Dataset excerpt
◆ ◆ ◆

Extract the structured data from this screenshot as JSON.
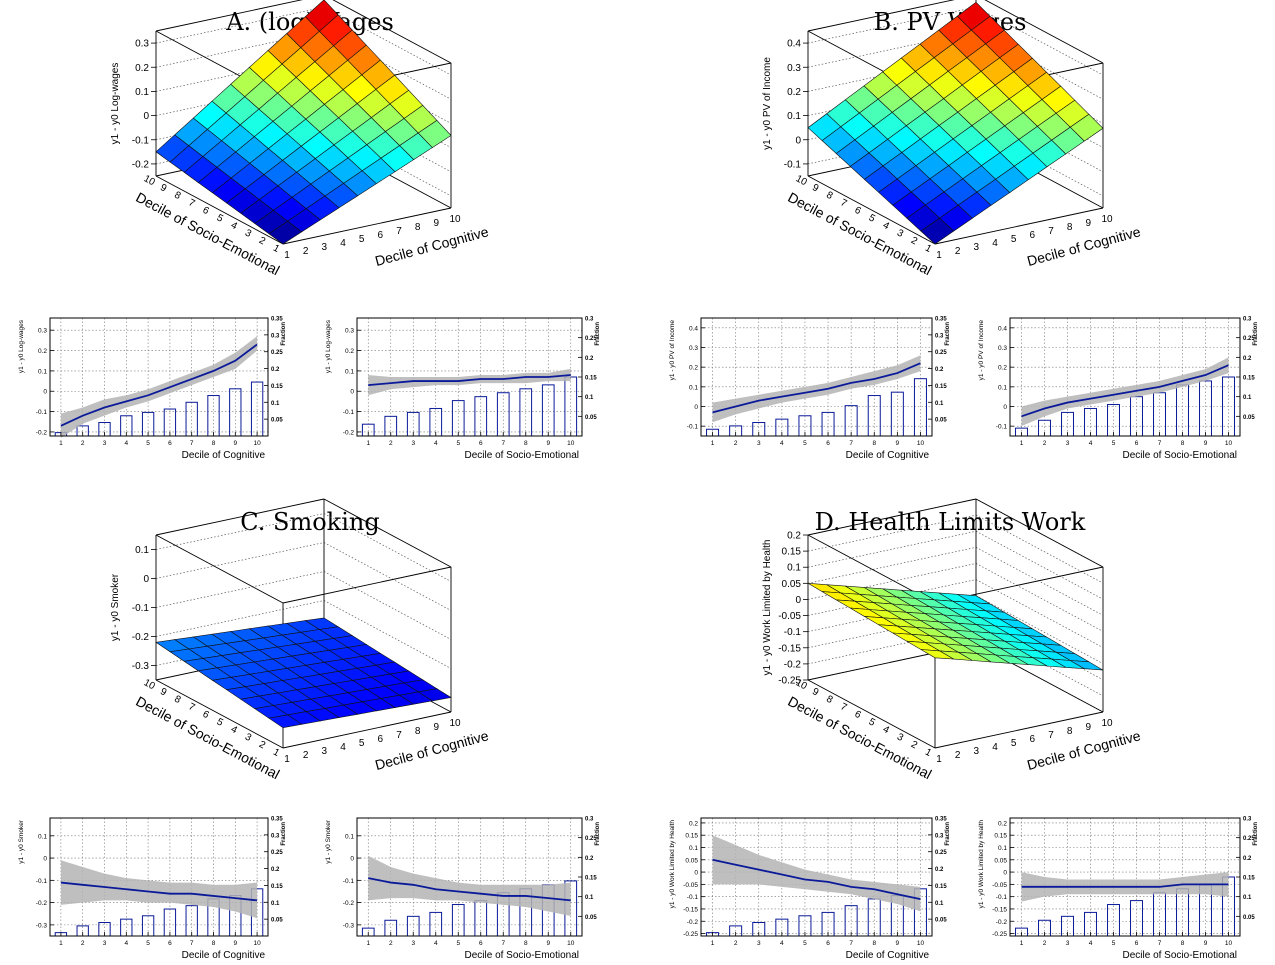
{
  "panels": [
    {
      "title": "A. (log)Wages"
    },
    {
      "title": "B. PV Wages"
    },
    {
      "title": "C. Smoking"
    },
    {
      "title": "D. Health Limits Work"
    }
  ],
  "axis_labels": {
    "cognitive": "Decile of Cognitive",
    "socio": "Decile of Socio-Emotional",
    "fraction": "Fraction"
  },
  "colors": {
    "line": "#0a1a99",
    "band": "#b4b4b4",
    "bar": "#0a1a99"
  },
  "chart_data": [
    {
      "type": "surface",
      "panel": "A",
      "title": "A. (log)Wages",
      "zlabel": "y1 - y0 Log-wages",
      "xlabel": "Decile of Cognitive",
      "ylabel": "Decile of Socio-Emotional",
      "x": [
        1,
        2,
        3,
        4,
        5,
        6,
        7,
        8,
        9,
        10
      ],
      "y": [
        1,
        2,
        3,
        4,
        5,
        6,
        7,
        8,
        9,
        10
      ],
      "zlim": [
        -0.25,
        0.35
      ],
      "zticks": [
        -0.2,
        -0.1,
        0,
        0.1,
        0.2,
        0.3
      ],
      "corner_values": {
        "x1y1": -0.25,
        "x10y1": 0.05,
        "x1y10": -0.15,
        "x10y10": 0.33
      }
    },
    {
      "type": "surface",
      "panel": "B",
      "title": "B. PV Wages",
      "zlabel": "y1 - y0 PV of Income",
      "xlabel": "Decile of Cognitive",
      "ylabel": "Decile of Socio-Emotional",
      "x": [
        1,
        2,
        3,
        4,
        5,
        6,
        7,
        8,
        9,
        10
      ],
      "y": [
        1,
        2,
        3,
        4,
        5,
        6,
        7,
        8,
        9,
        10
      ],
      "zlim": [
        -0.15,
        0.45
      ],
      "zticks": [
        -0.1,
        0,
        0.1,
        0.2,
        0.3,
        0.4
      ],
      "corner_values": {
        "x1y1": -0.15,
        "x10y1": 0.18,
        "x1y10": 0.05,
        "x10y10": 0.42
      }
    },
    {
      "type": "line",
      "panel": "A",
      "xlabel": "Decile of Cognitive",
      "ylabel": "y1 - y0 Log-wages",
      "x": [
        1,
        2,
        3,
        4,
        5,
        6,
        7,
        8,
        9,
        10
      ],
      "y": [
        -0.17,
        -0.12,
        -0.08,
        -0.05,
        -0.02,
        0.02,
        0.06,
        0.1,
        0.15,
        0.23
      ],
      "band_low": [
        -0.23,
        -0.16,
        -0.12,
        -0.08,
        -0.05,
        -0.01,
        0.03,
        0.07,
        0.11,
        0.2
      ],
      "band_high": [
        -0.11,
        -0.08,
        -0.04,
        -0.02,
        0.01,
        0.05,
        0.09,
        0.13,
        0.19,
        0.27
      ],
      "fraction": [
        0.01,
        0.03,
        0.04,
        0.06,
        0.07,
        0.08,
        0.1,
        0.12,
        0.14,
        0.16
      ],
      "ylim": [
        -0.22,
        0.36
      ],
      "yticks": [
        -0.2,
        -0.1,
        0,
        0.1,
        0.2,
        0.3
      ],
      "fraction_lim": [
        0,
        0.35
      ],
      "fraction_ticks": [
        0.05,
        0.1,
        0.15,
        0.2,
        0.25,
        0.3,
        0.35
      ]
    },
    {
      "type": "line",
      "panel": "A",
      "xlabel": "Decile of Socio-Emotional",
      "ylabel": "y1 - y0 Log-wages",
      "x": [
        1,
        2,
        3,
        4,
        5,
        6,
        7,
        8,
        9,
        10
      ],
      "y": [
        0.03,
        0.04,
        0.05,
        0.05,
        0.05,
        0.06,
        0.06,
        0.07,
        0.07,
        0.08
      ],
      "band_low": [
        -0.02,
        0.01,
        0.02,
        0.03,
        0.03,
        0.04,
        0.04,
        0.04,
        0.05,
        0.05
      ],
      "band_high": [
        0.08,
        0.07,
        0.07,
        0.07,
        0.07,
        0.08,
        0.08,
        0.09,
        0.09,
        0.11
      ],
      "fraction": [
        0.03,
        0.05,
        0.06,
        0.07,
        0.09,
        0.1,
        0.11,
        0.12,
        0.13,
        0.15
      ],
      "ylim": [
        -0.22,
        0.36
      ],
      "yticks": [
        -0.2,
        -0.1,
        0,
        0.1,
        0.2,
        0.3
      ],
      "fraction_lim": [
        0,
        0.3
      ],
      "fraction_ticks": [
        0.05,
        0.1,
        0.15,
        0.2,
        0.25,
        0.3
      ]
    },
    {
      "type": "line",
      "panel": "B",
      "xlabel": "Decile of Cognitive",
      "ylabel": "y1 - y0 PV of Income",
      "x": [
        1,
        2,
        3,
        4,
        5,
        6,
        7,
        8,
        9,
        10
      ],
      "y": [
        -0.03,
        0,
        0.03,
        0.05,
        0.07,
        0.09,
        0.12,
        0.14,
        0.17,
        0.22
      ],
      "band_low": [
        -0.08,
        -0.04,
        -0.01,
        0.02,
        0.04,
        0.06,
        0.09,
        0.11,
        0.14,
        0.18
      ],
      "band_high": [
        0.02,
        0.04,
        0.06,
        0.08,
        0.1,
        0.12,
        0.15,
        0.18,
        0.21,
        0.26
      ],
      "fraction": [
        0.02,
        0.03,
        0.04,
        0.05,
        0.06,
        0.07,
        0.09,
        0.12,
        0.13,
        0.17
      ],
      "ylim": [
        -0.15,
        0.45
      ],
      "yticks": [
        -0.1,
        0,
        0.1,
        0.2,
        0.3,
        0.4
      ],
      "fraction_lim": [
        0,
        0.35
      ],
      "fraction_ticks": [
        0.05,
        0.1,
        0.15,
        0.2,
        0.25,
        0.3,
        0.35
      ]
    },
    {
      "type": "line",
      "panel": "B",
      "xlabel": "Decile of Socio-Emotional",
      "ylabel": "y1 - y0 PV of Income",
      "x": [
        1,
        2,
        3,
        4,
        5,
        6,
        7,
        8,
        9,
        10
      ],
      "y": [
        -0.05,
        -0.01,
        0.02,
        0.04,
        0.06,
        0.08,
        0.1,
        0.13,
        0.16,
        0.21
      ],
      "band_low": [
        -0.1,
        -0.05,
        -0.01,
        0.01,
        0.03,
        0.05,
        0.07,
        0.1,
        0.13,
        0.17
      ],
      "band_high": [
        0,
        0.03,
        0.05,
        0.07,
        0.09,
        0.11,
        0.13,
        0.16,
        0.19,
        0.25
      ],
      "fraction": [
        0.02,
        0.04,
        0.06,
        0.07,
        0.08,
        0.1,
        0.11,
        0.13,
        0.14,
        0.15
      ],
      "ylim": [
        -0.15,
        0.45
      ],
      "yticks": [
        -0.1,
        0,
        0.1,
        0.2,
        0.3,
        0.4
      ],
      "fraction_lim": [
        0,
        0.3
      ],
      "fraction_ticks": [
        0.05,
        0.1,
        0.15,
        0.2,
        0.25,
        0.3
      ]
    },
    {
      "type": "surface",
      "panel": "C",
      "title": "C. Smoking",
      "zlabel": "y1 - y0 Smoker",
      "xlabel": "Decile of Cognitive",
      "ylabel": "Decile of Socio-Emotional",
      "x": [
        1,
        2,
        3,
        4,
        5,
        6,
        7,
        8,
        9,
        10
      ],
      "y": [
        1,
        2,
        3,
        4,
        5,
        6,
        7,
        8,
        9,
        10
      ],
      "zlim": [
        -0.35,
        0.15
      ],
      "zticks": [
        -0.3,
        -0.2,
        -0.1,
        0,
        0.1
      ],
      "corner_values": {
        "x1y1": -0.28,
        "x10y1": -0.3,
        "x1y10": -0.22,
        "x10y10": -0.26
      }
    },
    {
      "type": "surface",
      "panel": "D",
      "title": "D. Health Limits Work",
      "zlabel": "y1 - y0 Work Limited by Health",
      "xlabel": "Decile of Cognitive",
      "ylabel": "Decile of Socio-Emotional",
      "x": [
        1,
        2,
        3,
        4,
        5,
        6,
        7,
        8,
        9,
        10
      ],
      "y": [
        1,
        2,
        3,
        4,
        5,
        6,
        7,
        8,
        9,
        10
      ],
      "zlim": [
        -0.25,
        0.2
      ],
      "zticks": [
        -0.25,
        -0.2,
        -0.15,
        -0.1,
        -0.05,
        0,
        0.05,
        0.1,
        0.15,
        0.2
      ],
      "corner_values": {
        "x1y1": 0.03,
        "x10y1": -0.12,
        "x1y10": 0.05,
        "x10y10": -0.1
      }
    },
    {
      "type": "line",
      "panel": "C",
      "xlabel": "Decile of Cognitive",
      "ylabel": "y1 - y0 Smoker",
      "x": [
        1,
        2,
        3,
        4,
        5,
        6,
        7,
        8,
        9,
        10
      ],
      "y": [
        -0.11,
        -0.12,
        -0.13,
        -0.14,
        -0.15,
        -0.16,
        -0.16,
        -0.17,
        -0.18,
        -0.19
      ],
      "band_low": [
        -0.21,
        -0.2,
        -0.19,
        -0.19,
        -0.2,
        -0.2,
        -0.21,
        -0.22,
        -0.24,
        -0.27
      ],
      "band_high": [
        -0.01,
        -0.04,
        -0.07,
        -0.09,
        -0.1,
        -0.11,
        -0.11,
        -0.12,
        -0.12,
        -0.11
      ],
      "fraction": [
        0.01,
        0.03,
        0.04,
        0.05,
        0.06,
        0.08,
        0.09,
        0.11,
        0.12,
        0.14
      ],
      "ylim": [
        -0.35,
        0.18
      ],
      "yticks": [
        -0.3,
        -0.2,
        -0.1,
        0,
        0.1
      ],
      "fraction_lim": [
        0,
        0.35
      ],
      "fraction_ticks": [
        0.05,
        0.1,
        0.15,
        0.2,
        0.25,
        0.3,
        0.35
      ]
    },
    {
      "type": "line",
      "panel": "C",
      "xlabel": "Decile of Socio-Emotional",
      "ylabel": "y1 - y0 Smoker",
      "x": [
        1,
        2,
        3,
        4,
        5,
        6,
        7,
        8,
        9,
        10
      ],
      "y": [
        -0.09,
        -0.11,
        -0.12,
        -0.14,
        -0.15,
        -0.16,
        -0.17,
        -0.17,
        -0.18,
        -0.19
      ],
      "band_low": [
        -0.19,
        -0.18,
        -0.18,
        -0.19,
        -0.19,
        -0.2,
        -0.21,
        -0.22,
        -0.24,
        -0.26
      ],
      "band_high": [
        0.01,
        -0.04,
        -0.07,
        -0.09,
        -0.11,
        -0.12,
        -0.12,
        -0.12,
        -0.12,
        -0.11
      ],
      "fraction": [
        0.02,
        0.04,
        0.05,
        0.06,
        0.08,
        0.09,
        0.11,
        0.12,
        0.13,
        0.14
      ],
      "ylim": [
        -0.35,
        0.18
      ],
      "yticks": [
        -0.3,
        -0.2,
        -0.1,
        0,
        0.1
      ],
      "fraction_lim": [
        0,
        0.3
      ],
      "fraction_ticks": [
        0.05,
        0.1,
        0.15,
        0.2,
        0.25,
        0.3
      ]
    },
    {
      "type": "line",
      "panel": "D",
      "xlabel": "Decile of Cognitive",
      "ylabel": "y1 - y0 Work Limited by Health",
      "x": [
        1,
        2,
        3,
        4,
        5,
        6,
        7,
        8,
        9,
        10
      ],
      "y": [
        0.05,
        0.03,
        0.01,
        -0.01,
        -0.03,
        -0.04,
        -0.06,
        -0.07,
        -0.09,
        -0.11
      ],
      "band_low": [
        -0.05,
        -0.05,
        -0.05,
        -0.06,
        -0.07,
        -0.08,
        -0.09,
        -0.11,
        -0.13,
        -0.16
      ],
      "band_high": [
        0.15,
        0.11,
        0.07,
        0.04,
        0.01,
        -0.01,
        -0.03,
        -0.04,
        -0.05,
        -0.06
      ],
      "fraction": [
        0.01,
        0.03,
        0.04,
        0.05,
        0.06,
        0.07,
        0.09,
        0.11,
        0.12,
        0.14
      ],
      "ylim": [
        -0.26,
        0.22
      ],
      "yticks": [
        -0.25,
        -0.2,
        -0.15,
        -0.1,
        -0.05,
        0,
        0.05,
        0.1,
        0.15,
        0.2
      ],
      "fraction_lim": [
        0,
        0.35
      ],
      "fraction_ticks": [
        0.05,
        0.1,
        0.15,
        0.2,
        0.25,
        0.3,
        0.35
      ]
    },
    {
      "type": "line",
      "panel": "D",
      "xlabel": "Decile of Socio-Emotional",
      "ylabel": "y1 - y0 Work Limited by Health",
      "x": [
        1,
        2,
        3,
        4,
        5,
        6,
        7,
        8,
        9,
        10
      ],
      "y": [
        -0.06,
        -0.06,
        -0.06,
        -0.06,
        -0.06,
        -0.06,
        -0.06,
        -0.05,
        -0.05,
        -0.05
      ],
      "band_low": [
        -0.12,
        -0.1,
        -0.09,
        -0.09,
        -0.09,
        -0.09,
        -0.09,
        -0.09,
        -0.09,
        -0.1
      ],
      "band_high": [
        0,
        -0.02,
        -0.03,
        -0.03,
        -0.03,
        -0.03,
        -0.03,
        -0.02,
        -0.01,
        0
      ],
      "fraction": [
        0.02,
        0.04,
        0.05,
        0.06,
        0.08,
        0.09,
        0.11,
        0.12,
        0.13,
        0.15
      ],
      "ylim": [
        -0.26,
        0.22
      ],
      "yticks": [
        -0.25,
        -0.2,
        -0.15,
        -0.1,
        -0.05,
        0,
        0.05,
        0.1,
        0.15,
        0.2
      ],
      "fraction_lim": [
        0,
        0.3
      ],
      "fraction_ticks": [
        0.05,
        0.1,
        0.15,
        0.2,
        0.25,
        0.3
      ]
    }
  ]
}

◆ ◆ ◆

Problem to work on: Where a line above includes "title", copy that line.

Full solution:
      "title": "A. (log)Wages"
      "title": "B. PV Wages"
      "title": "C. Smoking"
      "title": "D. Health Limits Work"
      "title": "A. (log)Wages",
      "title": "B. PV Wages",
      "title": "C. Smoking",
      "title": "D. Health Limits Work",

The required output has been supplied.